Stated goal: Will you write out all the entries below exactly?

* * *

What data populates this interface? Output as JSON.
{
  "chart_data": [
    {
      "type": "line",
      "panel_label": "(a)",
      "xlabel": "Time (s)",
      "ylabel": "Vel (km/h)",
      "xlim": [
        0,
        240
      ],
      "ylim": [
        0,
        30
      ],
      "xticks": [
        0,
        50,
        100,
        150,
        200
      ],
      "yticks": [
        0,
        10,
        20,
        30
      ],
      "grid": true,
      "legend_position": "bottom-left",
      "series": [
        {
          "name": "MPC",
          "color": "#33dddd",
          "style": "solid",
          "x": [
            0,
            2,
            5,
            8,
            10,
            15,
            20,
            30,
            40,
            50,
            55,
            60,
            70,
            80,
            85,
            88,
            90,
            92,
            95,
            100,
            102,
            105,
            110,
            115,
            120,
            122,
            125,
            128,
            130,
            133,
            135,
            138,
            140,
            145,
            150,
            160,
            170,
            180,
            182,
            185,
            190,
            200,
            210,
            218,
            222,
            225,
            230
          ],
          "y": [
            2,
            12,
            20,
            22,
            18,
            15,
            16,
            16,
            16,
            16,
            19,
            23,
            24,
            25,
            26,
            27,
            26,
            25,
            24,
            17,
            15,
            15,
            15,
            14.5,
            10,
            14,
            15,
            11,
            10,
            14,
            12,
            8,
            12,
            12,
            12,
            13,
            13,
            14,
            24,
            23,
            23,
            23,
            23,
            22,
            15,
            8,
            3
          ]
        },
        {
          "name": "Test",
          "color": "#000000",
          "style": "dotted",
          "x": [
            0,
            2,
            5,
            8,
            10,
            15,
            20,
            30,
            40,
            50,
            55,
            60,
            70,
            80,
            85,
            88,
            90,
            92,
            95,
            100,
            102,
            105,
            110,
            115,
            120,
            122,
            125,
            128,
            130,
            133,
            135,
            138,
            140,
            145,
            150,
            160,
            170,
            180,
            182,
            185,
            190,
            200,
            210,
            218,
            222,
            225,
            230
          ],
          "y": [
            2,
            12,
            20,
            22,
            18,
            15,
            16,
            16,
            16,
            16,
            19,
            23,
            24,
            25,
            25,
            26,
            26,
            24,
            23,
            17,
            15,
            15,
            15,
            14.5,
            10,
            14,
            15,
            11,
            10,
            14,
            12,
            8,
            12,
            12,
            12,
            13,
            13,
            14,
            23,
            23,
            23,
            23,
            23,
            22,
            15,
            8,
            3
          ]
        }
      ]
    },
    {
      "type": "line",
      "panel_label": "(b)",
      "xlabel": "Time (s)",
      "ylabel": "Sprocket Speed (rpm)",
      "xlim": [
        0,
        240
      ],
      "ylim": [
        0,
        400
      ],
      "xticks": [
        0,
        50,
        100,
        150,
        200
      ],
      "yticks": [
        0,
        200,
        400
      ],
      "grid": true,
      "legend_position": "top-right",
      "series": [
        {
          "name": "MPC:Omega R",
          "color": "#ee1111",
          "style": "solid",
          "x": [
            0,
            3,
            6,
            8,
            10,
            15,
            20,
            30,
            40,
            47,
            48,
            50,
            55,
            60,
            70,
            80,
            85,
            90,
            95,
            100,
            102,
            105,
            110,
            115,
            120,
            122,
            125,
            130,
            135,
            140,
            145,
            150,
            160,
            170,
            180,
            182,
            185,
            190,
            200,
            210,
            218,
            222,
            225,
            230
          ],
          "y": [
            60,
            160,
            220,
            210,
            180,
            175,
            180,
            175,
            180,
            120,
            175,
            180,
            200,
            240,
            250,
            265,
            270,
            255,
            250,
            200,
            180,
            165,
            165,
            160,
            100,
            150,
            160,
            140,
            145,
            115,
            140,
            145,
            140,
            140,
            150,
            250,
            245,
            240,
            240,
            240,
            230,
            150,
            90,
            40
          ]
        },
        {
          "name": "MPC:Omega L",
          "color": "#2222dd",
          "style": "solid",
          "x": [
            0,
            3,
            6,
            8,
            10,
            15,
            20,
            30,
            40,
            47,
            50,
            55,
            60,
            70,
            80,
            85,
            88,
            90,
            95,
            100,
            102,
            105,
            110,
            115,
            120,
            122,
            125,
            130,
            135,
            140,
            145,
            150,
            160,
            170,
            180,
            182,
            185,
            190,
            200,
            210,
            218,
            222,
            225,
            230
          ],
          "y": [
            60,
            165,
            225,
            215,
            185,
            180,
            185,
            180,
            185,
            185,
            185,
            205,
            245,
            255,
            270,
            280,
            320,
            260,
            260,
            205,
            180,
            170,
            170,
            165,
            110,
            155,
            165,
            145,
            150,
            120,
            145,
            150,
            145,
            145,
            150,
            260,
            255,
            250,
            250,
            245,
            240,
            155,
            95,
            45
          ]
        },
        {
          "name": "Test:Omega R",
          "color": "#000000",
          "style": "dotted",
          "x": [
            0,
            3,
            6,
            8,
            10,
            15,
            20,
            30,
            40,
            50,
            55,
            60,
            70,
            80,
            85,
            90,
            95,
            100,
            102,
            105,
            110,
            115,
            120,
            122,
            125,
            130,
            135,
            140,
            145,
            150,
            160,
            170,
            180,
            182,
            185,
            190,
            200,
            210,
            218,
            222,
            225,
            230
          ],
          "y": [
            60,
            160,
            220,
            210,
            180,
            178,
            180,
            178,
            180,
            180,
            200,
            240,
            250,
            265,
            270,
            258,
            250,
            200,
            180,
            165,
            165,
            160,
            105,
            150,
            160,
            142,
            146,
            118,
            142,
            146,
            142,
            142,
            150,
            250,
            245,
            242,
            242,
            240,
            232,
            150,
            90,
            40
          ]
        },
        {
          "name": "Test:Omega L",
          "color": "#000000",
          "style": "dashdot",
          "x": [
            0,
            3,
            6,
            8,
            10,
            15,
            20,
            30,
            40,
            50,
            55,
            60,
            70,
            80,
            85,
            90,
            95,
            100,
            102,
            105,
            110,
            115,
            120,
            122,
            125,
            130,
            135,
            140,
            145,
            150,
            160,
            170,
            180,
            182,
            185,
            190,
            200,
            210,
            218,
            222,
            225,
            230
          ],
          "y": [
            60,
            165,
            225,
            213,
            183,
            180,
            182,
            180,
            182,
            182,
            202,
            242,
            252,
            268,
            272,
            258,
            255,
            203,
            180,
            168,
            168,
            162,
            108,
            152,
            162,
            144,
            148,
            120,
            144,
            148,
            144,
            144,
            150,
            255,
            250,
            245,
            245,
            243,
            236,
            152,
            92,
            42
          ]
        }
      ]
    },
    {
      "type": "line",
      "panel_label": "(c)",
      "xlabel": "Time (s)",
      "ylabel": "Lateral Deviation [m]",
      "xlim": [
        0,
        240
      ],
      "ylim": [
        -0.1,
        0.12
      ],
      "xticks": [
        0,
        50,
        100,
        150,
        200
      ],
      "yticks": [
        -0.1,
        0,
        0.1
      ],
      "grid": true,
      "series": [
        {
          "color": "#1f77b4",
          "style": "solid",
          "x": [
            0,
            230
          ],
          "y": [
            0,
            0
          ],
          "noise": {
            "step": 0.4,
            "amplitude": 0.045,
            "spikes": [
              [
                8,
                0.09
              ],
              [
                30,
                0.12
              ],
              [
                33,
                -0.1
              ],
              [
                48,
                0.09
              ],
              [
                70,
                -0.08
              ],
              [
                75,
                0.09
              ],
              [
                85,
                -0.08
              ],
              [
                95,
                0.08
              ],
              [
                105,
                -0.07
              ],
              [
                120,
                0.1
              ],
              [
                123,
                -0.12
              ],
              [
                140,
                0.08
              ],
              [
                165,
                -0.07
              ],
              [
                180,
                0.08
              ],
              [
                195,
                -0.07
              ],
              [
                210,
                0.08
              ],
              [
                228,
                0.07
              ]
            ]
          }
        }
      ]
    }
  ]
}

* * *

Result:
What data populates this interface? Output as JSON.
{
  "chart_data": [
    {
      "type": "line",
      "panel_label": "(a)",
      "xlabel": "Time (s)",
      "ylabel": "Vel (km/h)",
      "xlim": [
        0,
        240
      ],
      "ylim": [
        0,
        30
      ],
      "xticks": [
        0,
        50,
        100,
        150,
        200
      ],
      "yticks": [
        0,
        10,
        20,
        30
      ],
      "grid": true,
      "legend_position": "bottom-left",
      "series": [
        {
          "name": "MPC",
          "color": "#33dddd",
          "style": "solid",
          "x": [
            0,
            2,
            5,
            8,
            10,
            15,
            20,
            30,
            40,
            50,
            55,
            60,
            70,
            80,
            85,
            88,
            90,
            92,
            95,
            100,
            102,
            105,
            110,
            115,
            120,
            122,
            125,
            128,
            130,
            133,
            135,
            138,
            140,
            145,
            150,
            160,
            170,
            180,
            182,
            185,
            190,
            200,
            210,
            218,
            222,
            225,
            230
          ],
          "y": [
            2,
            12,
            20,
            22,
            18,
            15,
            16,
            16,
            16,
            16,
            19,
            23,
            24,
            25,
            26,
            27,
            26,
            25,
            24,
            17,
            15,
            15,
            15,
            14.5,
            10,
            14,
            15,
            11,
            10,
            14,
            12,
            8,
            12,
            12,
            12,
            13,
            13,
            14,
            24,
            23,
            23,
            23,
            23,
            22,
            15,
            8,
            3
          ]
        },
        {
          "name": "Test",
          "color": "#000000",
          "style": "dotted",
          "x": [
            0,
            2,
            5,
            8,
            10,
            15,
            20,
            30,
            40,
            50,
            55,
            60,
            70,
            80,
            85,
            88,
            90,
            92,
            95,
            100,
            102,
            105,
            110,
            115,
            120,
            122,
            125,
            128,
            130,
            133,
            135,
            138,
            140,
            145,
            150,
            160,
            170,
            180,
            182,
            185,
            190,
            200,
            210,
            218,
            222,
            225,
            230
          ],
          "y": [
            2,
            12,
            20,
            22,
            18,
            15,
            16,
            16,
            16,
            16,
            19,
            23,
            24,
            25,
            25,
            26,
            26,
            24,
            23,
            17,
            15,
            15,
            15,
            14.5,
            10,
            14,
            15,
            11,
            10,
            14,
            12,
            8,
            12,
            12,
            12,
            13,
            13,
            14,
            23,
            23,
            23,
            23,
            23,
            22,
            15,
            8,
            3
          ]
        }
      ]
    },
    {
      "type": "line",
      "panel_label": "(b)",
      "xlabel": "Time (s)",
      "ylabel": "Sprocket Speed (rpm)",
      "xlim": [
        0,
        240
      ],
      "ylim": [
        0,
        400
      ],
      "xticks": [
        0,
        50,
        100,
        150,
        200
      ],
      "yticks": [
        0,
        200,
        400
      ],
      "grid": true,
      "legend_position": "top-right",
      "series": [
        {
          "name": "MPC:Omega R",
          "color": "#ee1111",
          "style": "solid",
          "x": [
            0,
            3,
            6,
            8,
            10,
            15,
            20,
            30,
            40,
            47,
            48,
            50,
            55,
            60,
            70,
            80,
            85,
            90,
            95,
            100,
            102,
            105,
            110,
            115,
            120,
            122,
            125,
            130,
            135,
            140,
            145,
            150,
            160,
            170,
            180,
            182,
            185,
            190,
            200,
            210,
            218,
            222,
            225,
            230
          ],
          "y": [
            60,
            160,
            220,
            210,
            180,
            175,
            180,
            175,
            180,
            120,
            175,
            180,
            200,
            240,
            250,
            265,
            270,
            255,
            250,
            200,
            180,
            165,
            165,
            160,
            100,
            150,
            160,
            140,
            145,
            115,
            140,
            145,
            140,
            140,
            150,
            250,
            245,
            240,
            240,
            240,
            230,
            150,
            90,
            40
          ]
        },
        {
          "name": "MPC:Omega L",
          "color": "#2222dd",
          "style": "solid",
          "x": [
            0,
            3,
            6,
            8,
            10,
            15,
            20,
            30,
            40,
            47,
            50,
            55,
            60,
            70,
            80,
            85,
            88,
            90,
            95,
            100,
            102,
            105,
            110,
            115,
            120,
            122,
            125,
            130,
            135,
            140,
            145,
            150,
            160,
            170,
            180,
            182,
            185,
            190,
            200,
            210,
            218,
            222,
            225,
            230
          ],
          "y": [
            60,
            165,
            225,
            215,
            185,
            180,
            185,
            180,
            185,
            185,
            185,
            205,
            245,
            255,
            270,
            280,
            320,
            260,
            260,
            205,
            180,
            170,
            170,
            165,
            110,
            155,
            165,
            145,
            150,
            120,
            145,
            150,
            145,
            145,
            150,
            260,
            255,
            250,
            250,
            245,
            240,
            155,
            95,
            45
          ]
        },
        {
          "name": "Test:Omega R",
          "color": "#000000",
          "style": "dotted",
          "x": [
            0,
            3,
            6,
            8,
            10,
            15,
            20,
            30,
            40,
            50,
            55,
            60,
            70,
            80,
            85,
            90,
            95,
            100,
            102,
            105,
            110,
            115,
            120,
            122,
            125,
            130,
            135,
            140,
            145,
            150,
            160,
            170,
            180,
            182,
            185,
            190,
            200,
            210,
            218,
            222,
            225,
            230
          ],
          "y": [
            60,
            160,
            220,
            210,
            180,
            178,
            180,
            178,
            180,
            180,
            200,
            240,
            250,
            265,
            270,
            258,
            250,
            200,
            180,
            165,
            165,
            160,
            105,
            150,
            160,
            142,
            146,
            118,
            142,
            146,
            142,
            142,
            150,
            250,
            245,
            242,
            242,
            240,
            232,
            150,
            90,
            40
          ]
        },
        {
          "name": "Test:Omega L",
          "color": "#000000",
          "style": "dashdot",
          "x": [
            0,
            3,
            6,
            8,
            10,
            15,
            20,
            30,
            40,
            50,
            55,
            60,
            70,
            80,
            85,
            90,
            95,
            100,
            102,
            105,
            110,
            115,
            120,
            122,
            125,
            130,
            135,
            140,
            145,
            150,
            160,
            170,
            180,
            182,
            185,
            190,
            200,
            210,
            218,
            222,
            225,
            230
          ],
          "y": [
            60,
            165,
            225,
            213,
            183,
            180,
            182,
            180,
            182,
            182,
            202,
            242,
            252,
            268,
            272,
            258,
            255,
            203,
            180,
            168,
            168,
            162,
            108,
            152,
            162,
            144,
            148,
            120,
            144,
            148,
            144,
            144,
            150,
            255,
            250,
            245,
            245,
            243,
            236,
            152,
            92,
            42
          ]
        }
      ]
    },
    {
      "type": "line",
      "panel_label": "(c)",
      "xlabel": "Time (s)",
      "ylabel": "Lateral Deviation [m]",
      "xlim": [
        0,
        240
      ],
      "ylim": [
        -0.1,
        0.12
      ],
      "xticks": [
        0,
        50,
        100,
        150,
        200
      ],
      "yticks": [
        -0.1,
        0,
        0.1
      ],
      "grid": true,
      "series": [
        {
          "color": "#1f77b4",
          "style": "solid",
          "x": [
            0,
            230
          ],
          "y": [
            0,
            0
          ],
          "noise": {
            "step": 0.4,
            "amplitude": 0.045,
            "spikes": [
              [
                8,
                0.09
              ],
              [
                30,
                0.12
              ],
              [
                33,
                -0.1
              ],
              [
                48,
                0.09
              ],
              [
                70,
                -0.08
              ],
              [
                75,
                0.09
              ],
              [
                85,
                -0.08
              ],
              [
                95,
                0.08
              ],
              [
                105,
                -0.07
              ],
              [
                120,
                0.1
              ],
              [
                123,
                -0.12
              ],
              [
                140,
                0.08
              ],
              [
                165,
                -0.07
              ],
              [
                180,
                0.08
              ],
              [
                195,
                -0.07
              ],
              [
                210,
                0.08
              ],
              [
                228,
                0.07
              ]
            ]
          }
        }
      ]
    }
  ]
}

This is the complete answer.